Copy out each line of the material below that holds the string "Mikrowellen".

= Data listing =
╭──
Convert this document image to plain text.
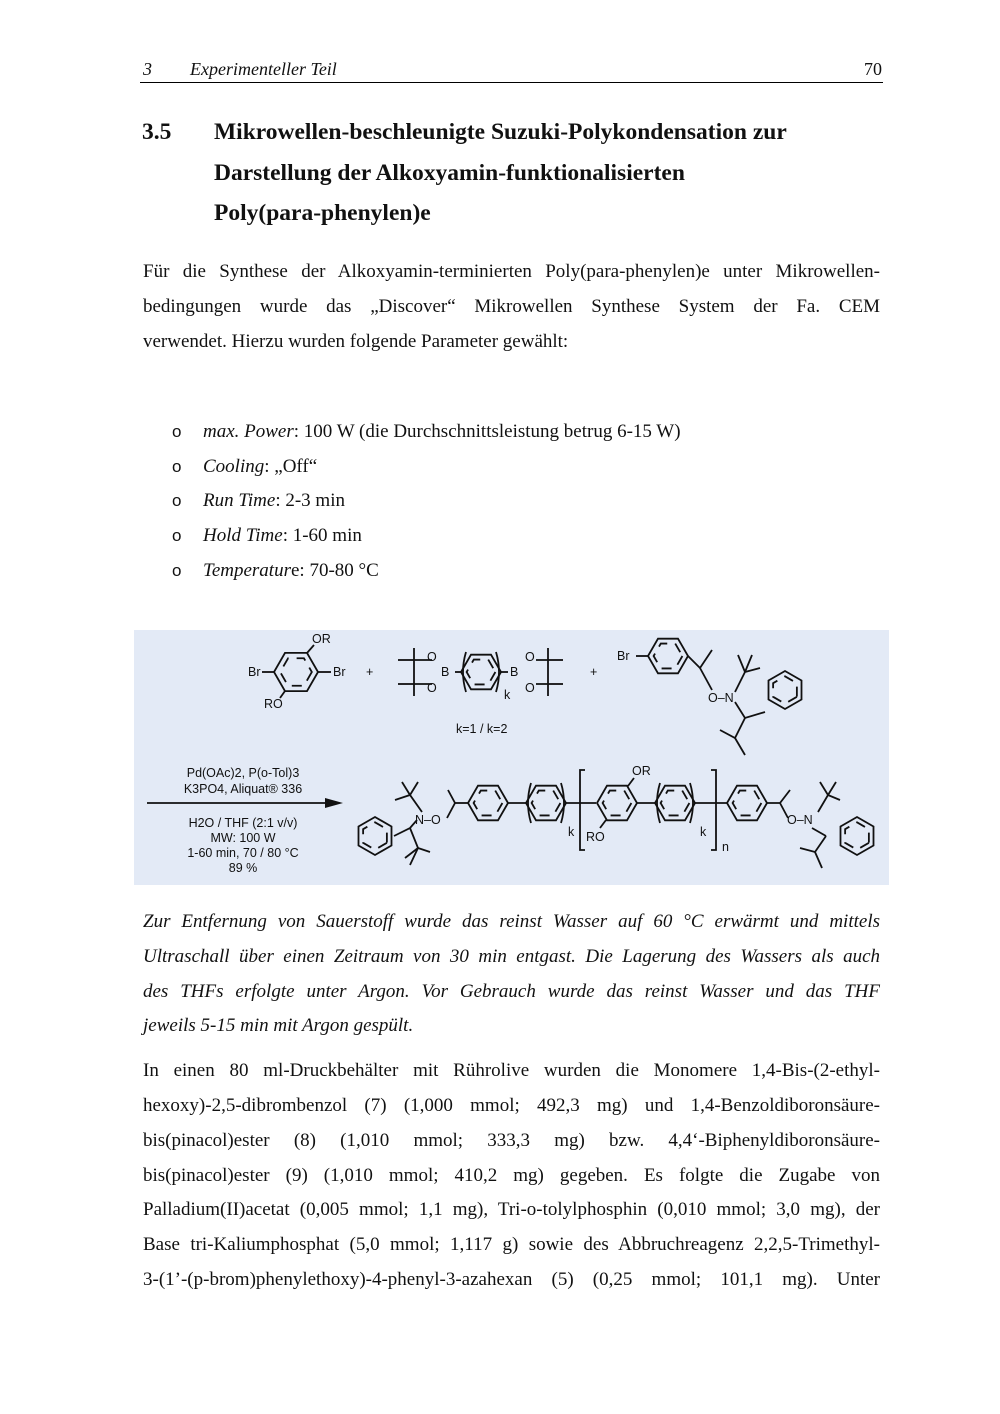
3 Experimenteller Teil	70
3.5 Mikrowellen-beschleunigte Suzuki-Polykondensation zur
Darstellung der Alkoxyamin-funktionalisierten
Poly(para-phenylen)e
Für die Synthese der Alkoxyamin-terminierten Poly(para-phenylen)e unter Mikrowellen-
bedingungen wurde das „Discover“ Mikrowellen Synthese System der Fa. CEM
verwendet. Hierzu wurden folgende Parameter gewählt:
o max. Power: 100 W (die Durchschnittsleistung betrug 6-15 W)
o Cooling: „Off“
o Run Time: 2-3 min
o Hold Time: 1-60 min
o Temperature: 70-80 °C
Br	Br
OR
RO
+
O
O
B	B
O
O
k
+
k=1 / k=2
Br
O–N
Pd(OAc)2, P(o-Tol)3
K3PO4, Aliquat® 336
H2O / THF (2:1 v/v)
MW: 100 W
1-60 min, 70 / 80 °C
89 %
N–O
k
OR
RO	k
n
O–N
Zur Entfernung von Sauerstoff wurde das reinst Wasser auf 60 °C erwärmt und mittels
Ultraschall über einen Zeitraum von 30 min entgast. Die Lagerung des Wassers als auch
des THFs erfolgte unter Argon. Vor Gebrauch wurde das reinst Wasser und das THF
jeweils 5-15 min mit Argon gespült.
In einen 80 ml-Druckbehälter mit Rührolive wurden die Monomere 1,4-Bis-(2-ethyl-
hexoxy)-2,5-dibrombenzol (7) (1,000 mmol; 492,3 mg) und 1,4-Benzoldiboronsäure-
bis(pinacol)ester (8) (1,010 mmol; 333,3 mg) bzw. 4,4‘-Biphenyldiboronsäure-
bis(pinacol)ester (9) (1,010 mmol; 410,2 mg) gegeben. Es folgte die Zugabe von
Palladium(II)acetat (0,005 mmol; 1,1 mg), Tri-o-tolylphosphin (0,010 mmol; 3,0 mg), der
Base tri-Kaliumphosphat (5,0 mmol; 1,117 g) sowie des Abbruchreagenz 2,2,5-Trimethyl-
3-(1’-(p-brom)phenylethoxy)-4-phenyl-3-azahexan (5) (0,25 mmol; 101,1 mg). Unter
╰──
╭──
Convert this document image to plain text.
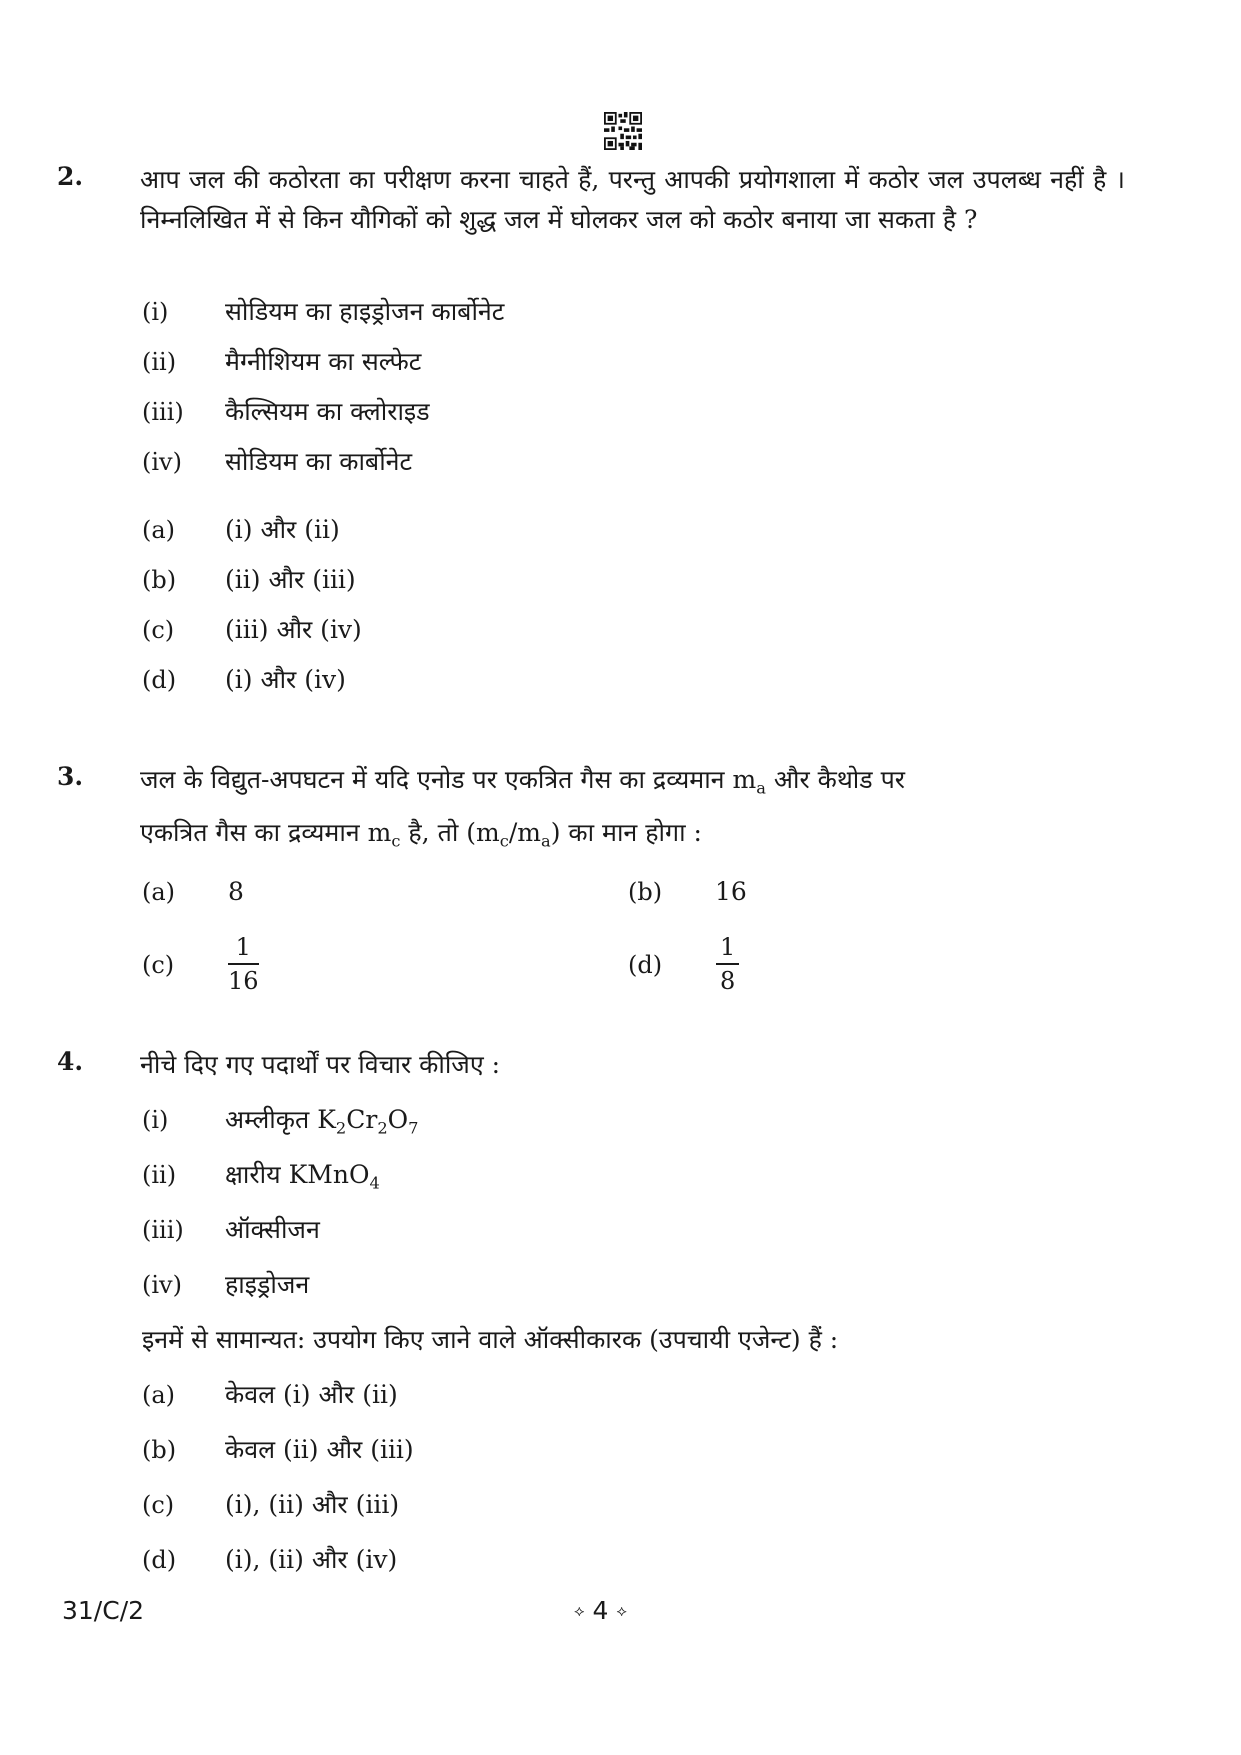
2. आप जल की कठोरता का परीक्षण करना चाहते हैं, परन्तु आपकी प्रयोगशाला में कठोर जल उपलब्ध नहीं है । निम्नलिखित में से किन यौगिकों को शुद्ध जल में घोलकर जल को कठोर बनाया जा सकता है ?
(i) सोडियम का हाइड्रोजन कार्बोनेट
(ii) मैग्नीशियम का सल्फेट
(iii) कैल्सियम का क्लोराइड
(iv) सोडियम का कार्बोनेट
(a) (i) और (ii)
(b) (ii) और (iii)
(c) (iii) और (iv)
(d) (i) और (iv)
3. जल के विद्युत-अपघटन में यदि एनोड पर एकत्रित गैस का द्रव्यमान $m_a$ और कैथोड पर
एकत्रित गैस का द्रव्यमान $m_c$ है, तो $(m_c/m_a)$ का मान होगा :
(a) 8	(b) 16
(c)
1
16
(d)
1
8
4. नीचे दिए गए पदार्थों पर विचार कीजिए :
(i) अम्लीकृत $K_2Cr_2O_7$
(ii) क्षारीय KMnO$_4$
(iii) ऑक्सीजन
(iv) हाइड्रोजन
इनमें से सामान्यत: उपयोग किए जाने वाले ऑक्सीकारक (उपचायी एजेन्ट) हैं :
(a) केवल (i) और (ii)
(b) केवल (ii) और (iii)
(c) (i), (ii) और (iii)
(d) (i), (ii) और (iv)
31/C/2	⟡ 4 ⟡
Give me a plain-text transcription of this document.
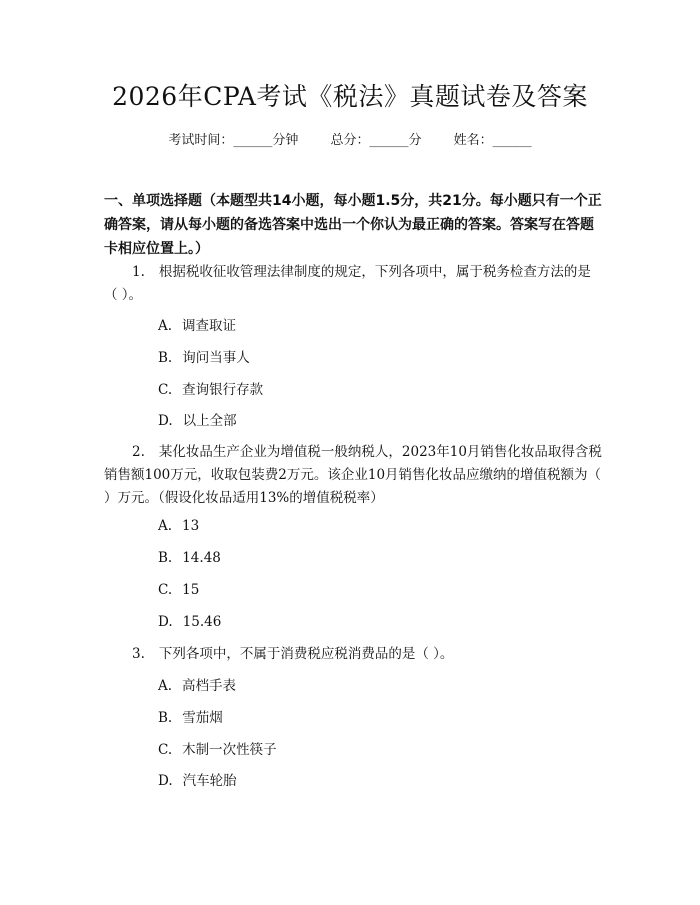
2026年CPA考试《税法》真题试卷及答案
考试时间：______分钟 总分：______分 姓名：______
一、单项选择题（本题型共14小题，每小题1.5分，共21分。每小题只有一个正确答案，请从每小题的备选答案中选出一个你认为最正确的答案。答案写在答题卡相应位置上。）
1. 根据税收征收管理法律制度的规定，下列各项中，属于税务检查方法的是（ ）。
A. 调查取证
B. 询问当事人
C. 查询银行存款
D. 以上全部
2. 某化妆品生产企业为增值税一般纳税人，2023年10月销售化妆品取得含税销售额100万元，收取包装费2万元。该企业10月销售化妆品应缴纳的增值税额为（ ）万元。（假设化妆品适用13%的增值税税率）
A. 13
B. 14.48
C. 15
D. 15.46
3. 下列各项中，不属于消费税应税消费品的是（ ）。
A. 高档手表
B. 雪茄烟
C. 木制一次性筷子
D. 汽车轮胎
╰──
╭──
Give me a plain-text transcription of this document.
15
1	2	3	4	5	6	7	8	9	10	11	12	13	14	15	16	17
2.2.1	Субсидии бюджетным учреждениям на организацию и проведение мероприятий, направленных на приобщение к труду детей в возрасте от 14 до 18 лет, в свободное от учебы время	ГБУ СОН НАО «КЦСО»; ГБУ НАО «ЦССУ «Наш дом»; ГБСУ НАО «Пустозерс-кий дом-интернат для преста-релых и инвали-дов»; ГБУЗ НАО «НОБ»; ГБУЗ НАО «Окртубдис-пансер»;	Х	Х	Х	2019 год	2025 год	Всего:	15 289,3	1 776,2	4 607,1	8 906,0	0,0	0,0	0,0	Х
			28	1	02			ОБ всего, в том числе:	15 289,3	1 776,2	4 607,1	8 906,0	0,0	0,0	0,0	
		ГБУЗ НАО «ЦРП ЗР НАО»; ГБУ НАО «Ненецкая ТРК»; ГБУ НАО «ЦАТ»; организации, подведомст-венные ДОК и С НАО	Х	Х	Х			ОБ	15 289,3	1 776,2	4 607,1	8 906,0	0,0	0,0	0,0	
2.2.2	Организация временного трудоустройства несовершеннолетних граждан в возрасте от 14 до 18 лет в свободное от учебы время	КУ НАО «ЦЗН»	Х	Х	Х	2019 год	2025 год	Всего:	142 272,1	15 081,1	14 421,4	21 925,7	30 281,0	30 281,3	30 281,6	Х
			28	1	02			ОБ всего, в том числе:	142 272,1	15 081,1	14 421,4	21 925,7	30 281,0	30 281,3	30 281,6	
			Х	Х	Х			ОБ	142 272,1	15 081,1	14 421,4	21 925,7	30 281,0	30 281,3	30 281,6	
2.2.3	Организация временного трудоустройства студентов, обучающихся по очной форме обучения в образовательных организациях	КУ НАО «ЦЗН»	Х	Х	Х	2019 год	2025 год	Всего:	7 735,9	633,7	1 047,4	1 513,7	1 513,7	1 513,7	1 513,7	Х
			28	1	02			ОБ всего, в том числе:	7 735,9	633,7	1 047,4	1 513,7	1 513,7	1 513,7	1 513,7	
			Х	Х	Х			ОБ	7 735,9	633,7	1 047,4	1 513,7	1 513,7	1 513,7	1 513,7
╰──
= Completed task =
3.5 Mikrowellen-beschleunigte Suzuki-Polykondensation zur
Für die Synthese der Alkoxyamin-terminierten Poly(para-phenylen)e unter Mikrowellen-
bedingungen wurde das „Discover“ Mikrowellen Synthese System der Fa. CEM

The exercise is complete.